__Your objective__: Extract each line from the entries below that has the string "Спроектировать" in it.

__Supplied material__:
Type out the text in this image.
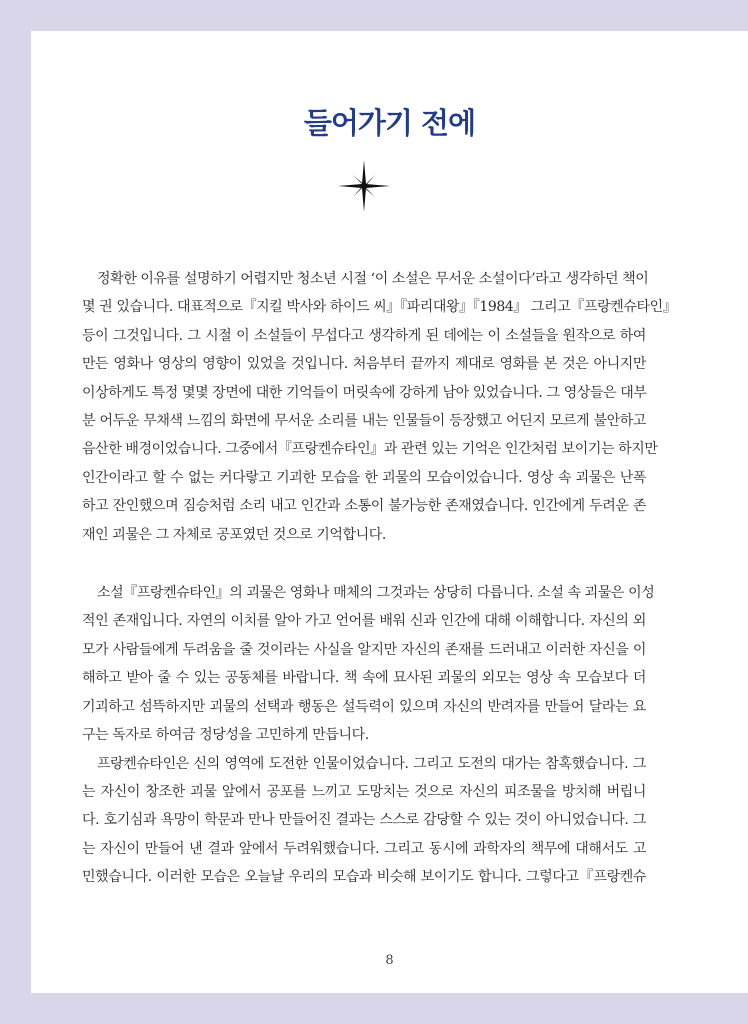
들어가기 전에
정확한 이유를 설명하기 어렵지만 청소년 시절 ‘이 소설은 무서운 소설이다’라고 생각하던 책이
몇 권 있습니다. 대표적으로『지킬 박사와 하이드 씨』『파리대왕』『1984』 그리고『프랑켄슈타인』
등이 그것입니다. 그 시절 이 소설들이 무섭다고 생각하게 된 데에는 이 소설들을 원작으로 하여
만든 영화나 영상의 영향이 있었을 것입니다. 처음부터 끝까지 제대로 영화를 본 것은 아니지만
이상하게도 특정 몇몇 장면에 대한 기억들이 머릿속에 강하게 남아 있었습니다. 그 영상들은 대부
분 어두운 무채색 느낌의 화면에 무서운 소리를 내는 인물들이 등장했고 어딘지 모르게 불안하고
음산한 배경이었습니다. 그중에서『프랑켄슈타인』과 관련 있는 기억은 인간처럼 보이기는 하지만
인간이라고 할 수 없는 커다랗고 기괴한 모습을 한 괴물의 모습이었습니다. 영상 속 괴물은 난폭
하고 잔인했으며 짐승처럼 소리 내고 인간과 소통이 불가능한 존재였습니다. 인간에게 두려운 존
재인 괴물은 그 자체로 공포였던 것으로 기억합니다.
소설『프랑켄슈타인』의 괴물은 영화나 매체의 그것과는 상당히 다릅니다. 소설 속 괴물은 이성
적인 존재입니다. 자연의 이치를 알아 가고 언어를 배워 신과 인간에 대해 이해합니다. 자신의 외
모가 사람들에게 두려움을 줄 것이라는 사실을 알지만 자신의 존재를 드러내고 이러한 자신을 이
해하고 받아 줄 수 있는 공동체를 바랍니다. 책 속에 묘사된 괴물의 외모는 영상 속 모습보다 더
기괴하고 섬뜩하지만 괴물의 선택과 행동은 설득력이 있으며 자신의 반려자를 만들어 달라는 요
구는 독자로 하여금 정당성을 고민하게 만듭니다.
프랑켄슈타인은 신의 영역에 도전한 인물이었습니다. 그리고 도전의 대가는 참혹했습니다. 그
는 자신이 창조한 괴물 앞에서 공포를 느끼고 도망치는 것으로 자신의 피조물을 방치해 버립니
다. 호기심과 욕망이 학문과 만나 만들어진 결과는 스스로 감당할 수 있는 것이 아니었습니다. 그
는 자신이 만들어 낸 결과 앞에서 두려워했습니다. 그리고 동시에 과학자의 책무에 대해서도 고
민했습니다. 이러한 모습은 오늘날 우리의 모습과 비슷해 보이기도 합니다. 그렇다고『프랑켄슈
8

---

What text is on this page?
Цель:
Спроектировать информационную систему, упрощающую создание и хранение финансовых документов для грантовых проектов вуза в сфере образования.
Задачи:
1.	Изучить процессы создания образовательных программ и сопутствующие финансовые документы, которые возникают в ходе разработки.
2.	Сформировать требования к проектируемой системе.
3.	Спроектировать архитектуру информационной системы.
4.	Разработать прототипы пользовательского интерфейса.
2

__Result of this task__:
Спроектировать информационную систему, упрощающую создание и хранение финансовых документов для грантовых проектов вуза в сфере образования.
3.	Спроектировать архитектуру информационной системы.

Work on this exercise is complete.